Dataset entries

::::

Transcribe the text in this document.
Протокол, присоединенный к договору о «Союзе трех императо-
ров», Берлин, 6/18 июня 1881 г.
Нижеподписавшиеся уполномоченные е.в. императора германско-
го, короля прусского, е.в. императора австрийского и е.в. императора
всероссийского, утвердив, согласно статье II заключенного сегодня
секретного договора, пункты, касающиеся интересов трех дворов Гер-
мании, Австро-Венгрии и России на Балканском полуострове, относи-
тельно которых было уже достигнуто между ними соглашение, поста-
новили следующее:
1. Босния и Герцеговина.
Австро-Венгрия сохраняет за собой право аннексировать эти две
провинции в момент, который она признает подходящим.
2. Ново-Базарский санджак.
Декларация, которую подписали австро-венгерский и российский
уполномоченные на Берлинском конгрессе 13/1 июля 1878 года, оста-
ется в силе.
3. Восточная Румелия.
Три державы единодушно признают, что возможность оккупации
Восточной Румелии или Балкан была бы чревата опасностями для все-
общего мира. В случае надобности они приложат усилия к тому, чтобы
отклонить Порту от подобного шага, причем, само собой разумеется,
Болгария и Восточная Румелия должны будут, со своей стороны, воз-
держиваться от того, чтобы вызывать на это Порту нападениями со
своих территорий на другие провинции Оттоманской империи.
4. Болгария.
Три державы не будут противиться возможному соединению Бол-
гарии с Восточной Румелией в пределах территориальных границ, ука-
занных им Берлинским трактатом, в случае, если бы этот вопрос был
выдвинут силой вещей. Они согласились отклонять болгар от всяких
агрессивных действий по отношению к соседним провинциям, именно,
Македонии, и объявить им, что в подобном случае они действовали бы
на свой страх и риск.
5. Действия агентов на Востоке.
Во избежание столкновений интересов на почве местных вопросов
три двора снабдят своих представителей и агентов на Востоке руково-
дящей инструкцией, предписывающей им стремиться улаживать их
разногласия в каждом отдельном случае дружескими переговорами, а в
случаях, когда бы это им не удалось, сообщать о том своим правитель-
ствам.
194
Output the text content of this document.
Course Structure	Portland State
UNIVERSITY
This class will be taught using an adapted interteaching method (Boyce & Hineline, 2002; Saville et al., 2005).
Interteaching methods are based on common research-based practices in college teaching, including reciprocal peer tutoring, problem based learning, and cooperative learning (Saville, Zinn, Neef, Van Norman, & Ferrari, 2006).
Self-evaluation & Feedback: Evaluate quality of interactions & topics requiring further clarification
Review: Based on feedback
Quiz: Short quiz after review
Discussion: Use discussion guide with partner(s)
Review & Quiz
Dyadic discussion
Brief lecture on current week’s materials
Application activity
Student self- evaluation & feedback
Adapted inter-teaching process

::::

→ **Short problem**: Write out every entry word for word.

→ **Answer**:
Transcribe the text in this document.
Протокол, присоединенный к договору о «Союзе трех императо-
ров», Берлин, 6/18 июня 1881 г.
Нижеподписавшиеся уполномоченные е.в. императора германско-
го, короля прусского, е.в. императора австрийского и е.в. императора
всероссийского, утвердив, согласно статье II заключенного сегодня
секретного договора, пункты, касающиеся интересов трех дворов Гер-
мании, Австро-Венгрии и России на Балканском полуострове, относи-
тельно которых было уже достигнуто между ними соглашение, поста-
новили следующее:
1. Босния и Герцеговина.
Австро-Венгрия сохраняет за собой право аннексировать эти две
провинции в момент, который она признает подходящим.
2. Ново-Базарский санджак.
Декларация, которую подписали австро-венгерский и российский
уполномоченные на Берлинском конгрессе 13/1 июля 1878 года, оста-
ется в силе.
3. Восточная Румелия.
Три державы единодушно признают, что возможность оккупации
Восточной Румелии или Балкан была бы чревата опасностями для все-
общего мира. В случае надобности они приложат усилия к тому, чтобы
отклонить Порту от подобного шага, причем, само собой разумеется,
Болгария и Восточная Румелия должны будут, со своей стороны, воз-
держиваться от того, чтобы вызывать на это Порту нападениями со
своих территорий на другие провинции Оттоманской империи.
4. Болгария.
Три державы не будут противиться возможному соединению Бол-
гарии с Восточной Румелией в пределах территориальных границ, ука-
занных им Берлинским трактатом, в случае, если бы этот вопрос был
выдвинут силой вещей. Они согласились отклонять болгар от всяких
агрессивных действий по отношению к соседним провинциям, именно,
Македонии, и объявить им, что в подобном случае они действовали бы
на свой страх и риск.
5. Действия агентов на Востоке.
Во избежание столкновений интересов на почве местных вопросов
три двора снабдят своих представителей и агентов на Востоке руково-
дящей инструкцией, предписывающей им стремиться улаживать их
разногласия в каждом отдельном случае дружескими переговорами, а в
случаях, когда бы это им не удалось, сообщать о том своим правитель-
ствам.
194
Output the text content of this document.
Course Structure	Portland State
UNIVERSITY
This class will be taught using an adapted interteaching method (Boyce & Hineline, 2002; Saville et al., 2005).
Interteaching methods are based on common research-based practices in college teaching, including reciprocal peer tutoring, problem based learning, and cooperative learning (Saville, Zinn, Neef, Van Norman, & Ferrari, 2006).
Self-evaluation & Feedback: Evaluate quality of interactions & topics requiring further clarification
Review: Based on feedback
Quiz: Short quiz after review
Discussion: Use discussion guide with partner(s)
Review & Quiz
Dyadic discussion
Brief lecture on current week’s materials
Application activity
Student self- evaluation & feedback
Adapted inter-teaching process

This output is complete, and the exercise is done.